■ **DATASET RECORDS**
-- begin --
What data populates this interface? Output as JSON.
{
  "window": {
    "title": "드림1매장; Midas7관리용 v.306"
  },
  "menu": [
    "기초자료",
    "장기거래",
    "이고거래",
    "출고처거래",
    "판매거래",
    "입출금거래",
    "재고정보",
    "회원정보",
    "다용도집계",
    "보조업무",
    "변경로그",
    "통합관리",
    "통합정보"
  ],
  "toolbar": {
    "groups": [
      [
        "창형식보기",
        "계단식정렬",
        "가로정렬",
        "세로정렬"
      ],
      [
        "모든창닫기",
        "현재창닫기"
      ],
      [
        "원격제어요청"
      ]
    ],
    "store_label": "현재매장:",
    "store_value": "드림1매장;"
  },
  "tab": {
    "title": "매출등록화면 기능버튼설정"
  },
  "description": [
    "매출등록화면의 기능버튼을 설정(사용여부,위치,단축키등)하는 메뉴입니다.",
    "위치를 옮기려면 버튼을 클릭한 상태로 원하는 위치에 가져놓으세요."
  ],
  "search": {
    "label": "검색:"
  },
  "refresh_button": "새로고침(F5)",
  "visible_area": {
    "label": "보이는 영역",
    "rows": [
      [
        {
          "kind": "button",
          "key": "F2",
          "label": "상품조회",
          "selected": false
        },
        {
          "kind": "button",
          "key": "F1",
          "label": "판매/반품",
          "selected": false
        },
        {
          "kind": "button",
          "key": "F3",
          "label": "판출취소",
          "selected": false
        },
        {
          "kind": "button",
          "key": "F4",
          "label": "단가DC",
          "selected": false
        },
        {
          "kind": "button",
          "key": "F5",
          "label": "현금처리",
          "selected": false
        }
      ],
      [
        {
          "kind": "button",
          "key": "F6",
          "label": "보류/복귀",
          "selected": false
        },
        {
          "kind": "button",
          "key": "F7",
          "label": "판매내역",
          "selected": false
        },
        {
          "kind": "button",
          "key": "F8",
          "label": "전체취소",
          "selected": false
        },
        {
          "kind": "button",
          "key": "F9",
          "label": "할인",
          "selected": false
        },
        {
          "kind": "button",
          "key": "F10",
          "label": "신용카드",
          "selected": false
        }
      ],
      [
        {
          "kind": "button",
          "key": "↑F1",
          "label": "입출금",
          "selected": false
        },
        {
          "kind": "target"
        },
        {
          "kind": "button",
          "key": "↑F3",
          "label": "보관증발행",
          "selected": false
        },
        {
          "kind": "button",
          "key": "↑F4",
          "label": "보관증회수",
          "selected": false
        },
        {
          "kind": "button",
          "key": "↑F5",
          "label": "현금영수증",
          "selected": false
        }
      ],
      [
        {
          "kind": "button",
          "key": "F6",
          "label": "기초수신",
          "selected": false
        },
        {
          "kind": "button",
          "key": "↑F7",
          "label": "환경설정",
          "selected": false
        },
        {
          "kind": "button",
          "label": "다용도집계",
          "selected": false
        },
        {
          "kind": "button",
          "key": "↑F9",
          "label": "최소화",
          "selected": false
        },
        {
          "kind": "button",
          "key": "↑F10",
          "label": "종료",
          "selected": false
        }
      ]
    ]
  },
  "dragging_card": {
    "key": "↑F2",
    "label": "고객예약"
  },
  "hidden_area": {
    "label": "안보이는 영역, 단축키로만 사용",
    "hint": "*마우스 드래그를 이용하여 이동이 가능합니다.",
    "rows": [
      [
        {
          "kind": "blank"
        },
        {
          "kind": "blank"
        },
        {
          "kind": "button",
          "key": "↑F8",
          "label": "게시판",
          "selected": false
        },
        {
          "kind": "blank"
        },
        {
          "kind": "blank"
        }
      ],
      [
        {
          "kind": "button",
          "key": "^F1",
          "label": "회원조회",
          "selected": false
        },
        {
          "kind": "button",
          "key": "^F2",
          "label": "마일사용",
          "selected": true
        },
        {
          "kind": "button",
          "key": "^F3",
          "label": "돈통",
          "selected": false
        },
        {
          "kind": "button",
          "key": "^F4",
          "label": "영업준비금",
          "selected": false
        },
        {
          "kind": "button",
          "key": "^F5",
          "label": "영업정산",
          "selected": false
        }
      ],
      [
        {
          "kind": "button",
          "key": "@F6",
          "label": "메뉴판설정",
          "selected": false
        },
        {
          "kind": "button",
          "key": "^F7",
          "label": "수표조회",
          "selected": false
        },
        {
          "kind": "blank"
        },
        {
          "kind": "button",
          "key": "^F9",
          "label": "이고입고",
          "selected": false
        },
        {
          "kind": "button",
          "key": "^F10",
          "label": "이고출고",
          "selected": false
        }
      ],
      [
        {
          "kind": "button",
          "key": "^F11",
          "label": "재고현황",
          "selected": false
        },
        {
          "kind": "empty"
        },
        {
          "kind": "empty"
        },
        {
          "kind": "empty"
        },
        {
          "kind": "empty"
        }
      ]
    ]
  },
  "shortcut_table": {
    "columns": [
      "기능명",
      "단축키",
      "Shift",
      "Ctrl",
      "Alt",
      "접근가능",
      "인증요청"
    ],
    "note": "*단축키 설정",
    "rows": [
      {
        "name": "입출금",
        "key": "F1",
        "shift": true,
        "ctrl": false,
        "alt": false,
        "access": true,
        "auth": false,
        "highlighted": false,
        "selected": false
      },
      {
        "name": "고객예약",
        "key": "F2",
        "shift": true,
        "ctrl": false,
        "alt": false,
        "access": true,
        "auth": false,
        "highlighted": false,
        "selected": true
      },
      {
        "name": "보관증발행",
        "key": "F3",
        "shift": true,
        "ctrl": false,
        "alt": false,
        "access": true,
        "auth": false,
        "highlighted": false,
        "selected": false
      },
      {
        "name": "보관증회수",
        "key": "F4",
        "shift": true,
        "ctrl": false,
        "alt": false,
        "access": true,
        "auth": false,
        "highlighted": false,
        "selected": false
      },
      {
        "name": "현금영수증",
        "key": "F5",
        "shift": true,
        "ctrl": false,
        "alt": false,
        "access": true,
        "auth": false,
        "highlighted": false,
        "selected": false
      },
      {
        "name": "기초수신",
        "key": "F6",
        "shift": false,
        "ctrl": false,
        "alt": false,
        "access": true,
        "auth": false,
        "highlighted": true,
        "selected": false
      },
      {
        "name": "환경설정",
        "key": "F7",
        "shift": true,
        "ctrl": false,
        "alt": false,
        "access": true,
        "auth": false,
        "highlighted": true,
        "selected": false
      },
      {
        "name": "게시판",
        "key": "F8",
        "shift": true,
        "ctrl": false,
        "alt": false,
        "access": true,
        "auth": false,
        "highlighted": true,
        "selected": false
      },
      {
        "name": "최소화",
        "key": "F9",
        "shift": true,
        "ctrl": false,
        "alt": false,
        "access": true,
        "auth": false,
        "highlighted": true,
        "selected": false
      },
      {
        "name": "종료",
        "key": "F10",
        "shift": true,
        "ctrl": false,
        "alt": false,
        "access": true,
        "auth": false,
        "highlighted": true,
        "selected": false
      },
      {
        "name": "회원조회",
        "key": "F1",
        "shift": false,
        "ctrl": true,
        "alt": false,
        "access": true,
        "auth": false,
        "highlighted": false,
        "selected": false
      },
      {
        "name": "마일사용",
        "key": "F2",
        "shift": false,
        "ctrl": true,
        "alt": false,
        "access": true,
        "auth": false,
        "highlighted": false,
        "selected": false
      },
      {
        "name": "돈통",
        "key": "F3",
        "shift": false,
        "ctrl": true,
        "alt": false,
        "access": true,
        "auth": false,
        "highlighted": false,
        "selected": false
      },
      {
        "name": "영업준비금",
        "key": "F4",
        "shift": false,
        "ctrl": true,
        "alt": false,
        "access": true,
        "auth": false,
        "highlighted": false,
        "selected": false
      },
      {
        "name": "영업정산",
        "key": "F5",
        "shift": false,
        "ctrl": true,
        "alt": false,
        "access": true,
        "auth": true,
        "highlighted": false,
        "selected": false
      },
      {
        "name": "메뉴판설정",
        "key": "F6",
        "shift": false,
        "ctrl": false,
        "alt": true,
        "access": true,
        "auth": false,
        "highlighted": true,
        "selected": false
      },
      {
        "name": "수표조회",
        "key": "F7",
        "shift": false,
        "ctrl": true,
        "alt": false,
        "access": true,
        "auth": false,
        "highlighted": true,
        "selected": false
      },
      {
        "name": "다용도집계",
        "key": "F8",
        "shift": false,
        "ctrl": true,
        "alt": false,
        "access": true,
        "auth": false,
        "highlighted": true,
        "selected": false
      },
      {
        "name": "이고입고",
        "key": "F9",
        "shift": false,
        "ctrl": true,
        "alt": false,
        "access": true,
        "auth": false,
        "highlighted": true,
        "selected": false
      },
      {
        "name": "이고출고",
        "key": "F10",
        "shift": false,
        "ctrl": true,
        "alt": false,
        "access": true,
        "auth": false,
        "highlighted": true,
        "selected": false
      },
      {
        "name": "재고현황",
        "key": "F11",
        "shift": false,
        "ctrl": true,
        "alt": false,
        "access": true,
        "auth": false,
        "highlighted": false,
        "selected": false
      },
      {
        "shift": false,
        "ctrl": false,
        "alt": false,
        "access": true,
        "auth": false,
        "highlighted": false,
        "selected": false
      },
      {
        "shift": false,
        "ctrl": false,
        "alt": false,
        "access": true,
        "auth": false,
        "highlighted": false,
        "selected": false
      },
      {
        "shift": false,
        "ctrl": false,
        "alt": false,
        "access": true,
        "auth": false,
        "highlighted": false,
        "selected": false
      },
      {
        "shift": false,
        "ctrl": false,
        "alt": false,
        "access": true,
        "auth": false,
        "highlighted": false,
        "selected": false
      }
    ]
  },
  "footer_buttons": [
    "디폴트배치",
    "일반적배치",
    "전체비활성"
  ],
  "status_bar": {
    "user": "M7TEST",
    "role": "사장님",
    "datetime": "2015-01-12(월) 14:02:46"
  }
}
-- end --
■ **EXERCISE**
Count all lines of the data that include "title". The answer is the number alone.

■ **CORRECT OUTPUT**
2